- [Task prompt]:
From the records, pick out and copy each line containing "name".

[Collected data]
-.-.-

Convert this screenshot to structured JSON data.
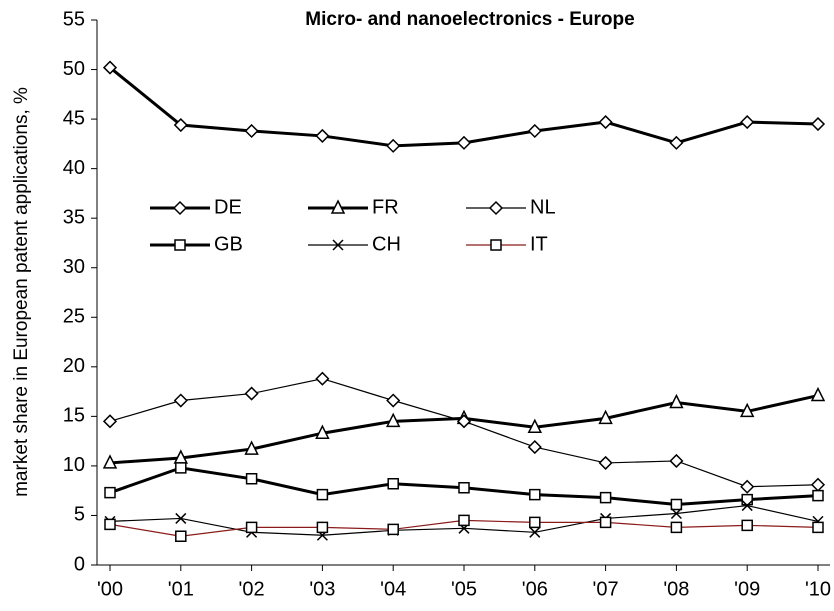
{
  "chart_data": {
    "type": "line",
    "title": "Micro- and nanoelectronics - Europe",
    "y_label": "market share in European patent applications, %",
    "categories": [
      "'00",
      "'01",
      "'02",
      "'03",
      "'04",
      "'05",
      "'06",
      "'07",
      "'08",
      "'09",
      "'10"
    ],
    "ylim": [
      0,
      55
    ],
    "yticks": [
      0,
      5,
      10,
      15,
      20,
      25,
      30,
      35,
      40,
      45,
      50,
      55
    ],
    "series": [
      {
        "name": "DE",
        "color": "#000000",
        "marker": "diamond",
        "line_width": 3,
        "values": [
          50.2,
          44.4,
          43.8,
          43.3,
          42.3,
          42.6,
          43.8,
          44.7,
          42.6,
          44.7,
          44.5
        ]
      },
      {
        "name": "FR",
        "color": "#000000",
        "marker": "triangle",
        "line_width": 3,
        "values": [
          10.3,
          10.8,
          11.7,
          13.3,
          14.5,
          14.8,
          13.9,
          14.8,
          16.4,
          15.5,
          17.1
        ]
      },
      {
        "name": "NL",
        "color": "#000000",
        "marker": "diamond",
        "line_width": 1.2,
        "values": [
          14.5,
          16.6,
          17.3,
          18.8,
          16.6,
          14.5,
          11.9,
          10.3,
          10.5,
          7.9,
          8.1
        ]
      },
      {
        "name": "GB",
        "color": "#000000",
        "marker": "square",
        "line_width": 3,
        "values": [
          7.3,
          9.8,
          8.7,
          7.1,
          8.2,
          7.8,
          7.1,
          6.8,
          6.1,
          6.6,
          7.0
        ]
      },
      {
        "name": "CH",
        "color": "#000000",
        "marker": "x",
        "line_width": 1.2,
        "values": [
          4.4,
          4.7,
          3.3,
          3.0,
          3.5,
          3.7,
          3.3,
          4.7,
          5.2,
          6.0,
          4.4
        ]
      },
      {
        "name": "IT",
        "color": "#8b1a1a",
        "marker": "square",
        "line_width": 1.2,
        "values": [
          4.1,
          2.9,
          3.8,
          3.8,
          3.6,
          4.5,
          4.3,
          4.3,
          3.8,
          4.0,
          3.8
        ]
      }
    ]
  }
}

-.-.-

- [Solution for this problem]:
        "name": "DE",
        "name": "FR",
        "name": "NL",
        "name": "GB",
        "name": "CH",
        "name": "IT",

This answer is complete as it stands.